Page text entries:
╔══
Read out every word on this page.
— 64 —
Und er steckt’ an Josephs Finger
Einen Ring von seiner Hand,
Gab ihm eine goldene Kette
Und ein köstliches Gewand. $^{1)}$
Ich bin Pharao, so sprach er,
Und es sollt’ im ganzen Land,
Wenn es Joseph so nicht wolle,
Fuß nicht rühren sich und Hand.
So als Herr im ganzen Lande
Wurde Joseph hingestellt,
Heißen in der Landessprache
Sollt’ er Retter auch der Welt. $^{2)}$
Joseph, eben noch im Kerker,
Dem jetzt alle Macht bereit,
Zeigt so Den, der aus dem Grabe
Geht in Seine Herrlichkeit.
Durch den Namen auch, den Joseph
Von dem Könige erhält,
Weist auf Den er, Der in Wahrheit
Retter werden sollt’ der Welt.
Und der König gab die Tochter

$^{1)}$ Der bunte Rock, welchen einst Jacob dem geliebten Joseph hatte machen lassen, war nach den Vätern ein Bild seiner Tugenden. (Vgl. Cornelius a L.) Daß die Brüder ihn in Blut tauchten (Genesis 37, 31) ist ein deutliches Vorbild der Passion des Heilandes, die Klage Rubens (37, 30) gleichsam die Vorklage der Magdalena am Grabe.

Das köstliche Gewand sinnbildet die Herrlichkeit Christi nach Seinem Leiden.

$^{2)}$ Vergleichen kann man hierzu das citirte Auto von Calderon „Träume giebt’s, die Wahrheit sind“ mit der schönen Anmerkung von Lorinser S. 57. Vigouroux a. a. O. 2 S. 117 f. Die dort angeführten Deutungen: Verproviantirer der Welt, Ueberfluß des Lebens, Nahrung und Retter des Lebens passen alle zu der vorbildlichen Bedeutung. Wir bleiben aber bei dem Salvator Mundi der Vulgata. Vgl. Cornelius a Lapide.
╚══
TASK REQUIREMENTS: Number of lines in the records above holding the word "Wahrheit": state it and nothing else.

COMPLETED TASK: 2